→ To do
All of the material below is to be repeated exactly.

→ Raw records
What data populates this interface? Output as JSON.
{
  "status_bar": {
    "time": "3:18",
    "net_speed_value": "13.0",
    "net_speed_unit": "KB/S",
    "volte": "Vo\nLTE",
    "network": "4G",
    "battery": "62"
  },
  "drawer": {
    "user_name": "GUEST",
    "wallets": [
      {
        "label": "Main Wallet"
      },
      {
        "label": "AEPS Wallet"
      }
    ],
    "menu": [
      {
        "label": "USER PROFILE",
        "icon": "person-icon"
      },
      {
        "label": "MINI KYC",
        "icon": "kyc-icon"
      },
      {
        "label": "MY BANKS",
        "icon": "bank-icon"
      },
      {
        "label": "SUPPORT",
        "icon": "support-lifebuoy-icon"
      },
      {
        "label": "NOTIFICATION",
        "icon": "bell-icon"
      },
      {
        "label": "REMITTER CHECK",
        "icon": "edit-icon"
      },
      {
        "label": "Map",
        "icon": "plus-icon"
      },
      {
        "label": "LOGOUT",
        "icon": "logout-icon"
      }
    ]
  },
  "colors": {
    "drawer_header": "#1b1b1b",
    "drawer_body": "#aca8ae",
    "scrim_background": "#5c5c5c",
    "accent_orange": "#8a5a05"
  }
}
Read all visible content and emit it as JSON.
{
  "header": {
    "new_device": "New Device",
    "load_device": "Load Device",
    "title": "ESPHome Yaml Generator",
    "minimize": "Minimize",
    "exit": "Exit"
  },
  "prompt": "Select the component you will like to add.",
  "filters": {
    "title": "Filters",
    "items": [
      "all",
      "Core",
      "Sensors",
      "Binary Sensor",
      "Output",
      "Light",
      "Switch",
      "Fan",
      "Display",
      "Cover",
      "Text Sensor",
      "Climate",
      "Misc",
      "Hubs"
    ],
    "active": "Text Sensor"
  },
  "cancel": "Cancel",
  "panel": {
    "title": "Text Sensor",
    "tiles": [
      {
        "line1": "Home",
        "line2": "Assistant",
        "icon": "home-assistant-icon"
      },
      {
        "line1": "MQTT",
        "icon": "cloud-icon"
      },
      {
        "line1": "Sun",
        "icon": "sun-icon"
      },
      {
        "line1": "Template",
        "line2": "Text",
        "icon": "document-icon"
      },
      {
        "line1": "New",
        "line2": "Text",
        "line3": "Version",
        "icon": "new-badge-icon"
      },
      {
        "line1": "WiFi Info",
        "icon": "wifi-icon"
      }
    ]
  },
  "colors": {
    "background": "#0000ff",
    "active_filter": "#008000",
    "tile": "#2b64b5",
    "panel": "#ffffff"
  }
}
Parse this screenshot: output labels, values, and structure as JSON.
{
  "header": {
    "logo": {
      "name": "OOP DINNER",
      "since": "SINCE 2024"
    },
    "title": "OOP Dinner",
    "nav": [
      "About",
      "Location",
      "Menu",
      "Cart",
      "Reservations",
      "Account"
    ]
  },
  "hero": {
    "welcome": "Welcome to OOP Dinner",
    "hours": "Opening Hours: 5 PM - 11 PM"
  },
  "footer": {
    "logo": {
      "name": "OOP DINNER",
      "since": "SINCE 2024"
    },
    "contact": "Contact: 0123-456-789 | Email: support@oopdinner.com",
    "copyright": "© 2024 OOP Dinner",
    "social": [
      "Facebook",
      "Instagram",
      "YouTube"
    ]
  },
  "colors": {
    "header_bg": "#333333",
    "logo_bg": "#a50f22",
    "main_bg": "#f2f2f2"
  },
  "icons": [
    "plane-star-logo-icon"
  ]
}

→ Exercise result
What data populates this interface? Output as JSON.
{
  "status_bar": {
    "time": "3:18",
    "net_speed_value": "13.0",
    "net_speed_unit": "KB/S",
    "volte": "Vo\nLTE",
    "network": "4G",
    "battery": "62"
  },
  "drawer": {
    "user_name": "GUEST",
    "wallets": [
      {
        "label": "Main Wallet"
      },
      {
        "label": "AEPS Wallet"
      }
    ],
    "menu": [
      {
        "label": "USER PROFILE",
        "icon": "person-icon"
      },
      {
        "label": "MINI KYC",
        "icon": "kyc-icon"
      },
      {
        "label": "MY BANKS",
        "icon": "bank-icon"
      },
      {
        "label": "SUPPORT",
        "icon": "support-lifebuoy-icon"
      },
      {
        "label": "NOTIFICATION",
        "icon": "bell-icon"
      },
      {
        "label": "REMITTER CHECK",
        "icon": "edit-icon"
      },
      {
        "label": "Map",
        "icon": "plus-icon"
      },
      {
        "label": "LOGOUT",
        "icon": "logout-icon"
      }
    ]
  },
  "colors": {
    "drawer_header": "#1b1b1b",
    "drawer_body": "#aca8ae",
    "scrim_background": "#5c5c5c",
    "accent_orange": "#8a5a05"
  }
}
Read all visible content and emit it as JSON.
{
  "header": {
    "new_device": "New Device",
    "load_device": "Load Device",
    "title": "ESPHome Yaml Generator",
    "minimize": "Minimize",
    "exit": "Exit"
  },
  "prompt": "Select the component you will like to add.",
  "filters": {
    "title": "Filters",
    "items": [
      "all",
      "Core",
      "Sensors",
      "Binary Sensor",
      "Output",
      "Light",
      "Switch",
      "Fan",
      "Display",
      "Cover",
      "Text Sensor",
      "Climate",
      "Misc",
      "Hubs"
    ],
    "active": "Text Sensor"
  },
  "cancel": "Cancel",
  "panel": {
    "title": "Text Sensor",
    "tiles": [
      {
        "line1": "Home",
        "line2": "Assistant",
        "icon": "home-assistant-icon"
      },
      {
        "line1": "MQTT",
        "icon": "cloud-icon"
      },
      {
        "line1": "Sun",
        "icon": "sun-icon"
      },
      {
        "line1": "Template",
        "line2": "Text",
        "icon": "document-icon"
      },
      {
        "line1": "New",
        "line2": "Text",
        "line3": "Version",
        "icon": "new-badge-icon"
      },
      {
        "line1": "WiFi Info",
        "icon": "wifi-icon"
      }
    ]
  },
  "colors": {
    "background": "#0000ff",
    "active_filter": "#008000",
    "tile": "#2b64b5",
    "panel": "#ffffff"
  }
}
Parse this screenshot: output labels, values, and structure as JSON.
{
  "header": {
    "logo": {
      "name": "OOP DINNER",
      "since": "SINCE 2024"
    },
    "title": "OOP Dinner",
    "nav": [
      "About",
      "Location",
      "Menu",
      "Cart",
      "Reservations",
      "Account"
    ]
  },
  "hero": {
    "welcome": "Welcome to OOP Dinner",
    "hours": "Opening Hours: 5 PM - 11 PM"
  },
  "footer": {
    "logo": {
      "name": "OOP DINNER",
      "since": "SINCE 2024"
    },
    "contact": "Contact: 0123-456-789 | Email: support@oopdinner.com",
    "copyright": "© 2024 OOP Dinner",
    "social": [
      "Facebook",
      "Instagram",
      "YouTube"
    ]
  },
  "colors": {
    "header_bg": "#333333",
    "logo_bg": "#a50f22",
    "main_bg": "#f2f2f2"
  },
  "icons": [
    "plane-star-logo-icon"
  ]
}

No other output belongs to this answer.